Among them, $X_{ibest}$ denotes the individual best position of the $i$-th grey wolf; $X_{\alpha best}$, $X_{\beta best}$, and $X_{\delta best}$ represent he global best, suboptimal, and third optimal positions, respectively; ${\lambda }_1$, ${\lambda }_2$, and ${\lambda }_3$ are dynamic weight coefficients, calculated as shown in Equation (14):

$$\left\{\begin{array}{l}{\lambda }_1=\left|D_{\alpha }\right|/\left(\left|D_{\alpha }\right|+\left|D_{\beta }\right|+\left|D_{\delta }\right|\right)\hfill \\ {\lambda }_2=\left|D_{\beta }\right|/\left(\left|D_{\alpha }\right|+\left|D_{\beta }\right|+\left|D_{\delta }\right|\right)\hfill \\ {\lambda }_3=\left|D_{\delta }\right|/\left(\left|D_{\alpha }\right|+\left|D_{\beta }\right|+\left|D_{\delta }\right|\right)\hfill \end{array}\right.$$

(14)

[Spatial annotation records]
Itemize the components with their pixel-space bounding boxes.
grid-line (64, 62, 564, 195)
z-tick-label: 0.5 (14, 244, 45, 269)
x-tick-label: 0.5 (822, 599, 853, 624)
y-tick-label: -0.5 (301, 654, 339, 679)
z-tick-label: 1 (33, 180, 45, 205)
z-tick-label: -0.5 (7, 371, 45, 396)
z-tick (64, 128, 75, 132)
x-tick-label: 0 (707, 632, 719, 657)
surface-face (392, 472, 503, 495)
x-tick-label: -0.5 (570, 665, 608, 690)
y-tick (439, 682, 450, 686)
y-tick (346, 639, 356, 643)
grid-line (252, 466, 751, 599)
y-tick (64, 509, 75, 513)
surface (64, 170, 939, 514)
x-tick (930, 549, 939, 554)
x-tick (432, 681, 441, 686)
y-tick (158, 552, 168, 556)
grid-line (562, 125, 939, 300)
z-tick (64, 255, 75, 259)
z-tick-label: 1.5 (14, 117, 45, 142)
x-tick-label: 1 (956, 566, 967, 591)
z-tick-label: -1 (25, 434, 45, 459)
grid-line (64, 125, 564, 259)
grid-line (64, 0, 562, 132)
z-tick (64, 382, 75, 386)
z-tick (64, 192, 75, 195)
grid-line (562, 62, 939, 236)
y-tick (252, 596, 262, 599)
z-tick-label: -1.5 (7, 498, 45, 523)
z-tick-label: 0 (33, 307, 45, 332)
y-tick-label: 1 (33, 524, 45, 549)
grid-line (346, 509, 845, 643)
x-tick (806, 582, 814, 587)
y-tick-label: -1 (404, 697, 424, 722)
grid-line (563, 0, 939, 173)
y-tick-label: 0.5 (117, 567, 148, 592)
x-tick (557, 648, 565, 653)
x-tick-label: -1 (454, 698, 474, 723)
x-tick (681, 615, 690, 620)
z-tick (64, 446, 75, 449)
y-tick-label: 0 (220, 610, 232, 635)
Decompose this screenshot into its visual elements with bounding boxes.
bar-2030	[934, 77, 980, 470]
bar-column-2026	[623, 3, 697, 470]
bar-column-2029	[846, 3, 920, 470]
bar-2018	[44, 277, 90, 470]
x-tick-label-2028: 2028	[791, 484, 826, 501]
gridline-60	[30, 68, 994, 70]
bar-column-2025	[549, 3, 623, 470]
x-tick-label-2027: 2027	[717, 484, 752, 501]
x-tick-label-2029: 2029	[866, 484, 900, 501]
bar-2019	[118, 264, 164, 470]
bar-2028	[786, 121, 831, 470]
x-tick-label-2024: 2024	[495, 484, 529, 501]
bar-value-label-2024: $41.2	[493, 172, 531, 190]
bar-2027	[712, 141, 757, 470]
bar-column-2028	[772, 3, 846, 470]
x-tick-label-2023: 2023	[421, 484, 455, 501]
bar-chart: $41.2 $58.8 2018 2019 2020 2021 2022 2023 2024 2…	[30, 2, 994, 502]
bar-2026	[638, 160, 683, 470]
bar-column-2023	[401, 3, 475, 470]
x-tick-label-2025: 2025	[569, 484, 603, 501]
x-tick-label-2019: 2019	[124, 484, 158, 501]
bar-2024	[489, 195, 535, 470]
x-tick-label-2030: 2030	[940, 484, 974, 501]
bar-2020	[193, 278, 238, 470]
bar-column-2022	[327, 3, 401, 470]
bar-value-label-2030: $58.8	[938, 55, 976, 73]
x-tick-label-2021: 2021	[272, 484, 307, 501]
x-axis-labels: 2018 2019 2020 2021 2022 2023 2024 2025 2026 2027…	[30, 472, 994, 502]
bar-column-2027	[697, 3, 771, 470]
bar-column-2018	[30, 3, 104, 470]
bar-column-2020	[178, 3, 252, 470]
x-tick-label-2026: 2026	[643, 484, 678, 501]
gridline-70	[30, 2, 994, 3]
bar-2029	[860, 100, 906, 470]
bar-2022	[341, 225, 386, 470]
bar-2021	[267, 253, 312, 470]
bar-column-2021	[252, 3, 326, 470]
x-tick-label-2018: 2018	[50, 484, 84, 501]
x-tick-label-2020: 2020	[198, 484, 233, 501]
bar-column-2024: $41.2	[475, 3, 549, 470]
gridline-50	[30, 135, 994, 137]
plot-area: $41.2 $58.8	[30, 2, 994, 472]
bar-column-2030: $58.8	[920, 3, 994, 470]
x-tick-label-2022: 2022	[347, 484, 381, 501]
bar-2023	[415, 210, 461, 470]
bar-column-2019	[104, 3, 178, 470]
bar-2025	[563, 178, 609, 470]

§ Tasks to complete:
(a) In the grey wolf excerpt, what does $X_{ibest}$ denote?
(b) Extend the grey wolf excerpt, picking up right after Equation (14).
The records are separate material, unrelated to the grey wolf excerpt.

§ Response list:
(a) The individual best position of the $i$-th grey wolf.

(b)
The inertia weight $\omega$, after an adaptive adjustment strategy is applied to it, is expressed as shown in Equation (15):

$${\omega }_i^d=\left\{\begin{array}{ll}{\omega }_{min}+\left({\omega }_{max}-{\omega }_{min}\right){\displaystyle \frac{f\left(x_i^d\right)-f_{min}^d}{f_{ave}^d-f_{min}^d}},\hfill & f\left(x_i^d\right)⩽f_{ave}^d\hfill \\ {\omega }_{max},\hfill & f\left(x_i^d\right)>f_{ave}^d\hfill \end{array}\right.$$

(15)

Among them, ${\omega }_{max}=0.9$ and ${\omega }_{min}=0.4$; $f\left(x_i^d\right)$ represents the fitness value of the $i$-th grey wolf at the $d$-th iteration; $f_{ave}^d$ and $f_{min}^d$ denote the population average fitness and minimum fitness at the $d$-th iteration, respectively. The flowchart of the improved CPS-GWO is shown in Figure 1:

The pseudocode of the CPS-GWO algorithm is shown in Algorithm 1:

Algorithm 1. The pseudocode of the CPS-GWO algorithm.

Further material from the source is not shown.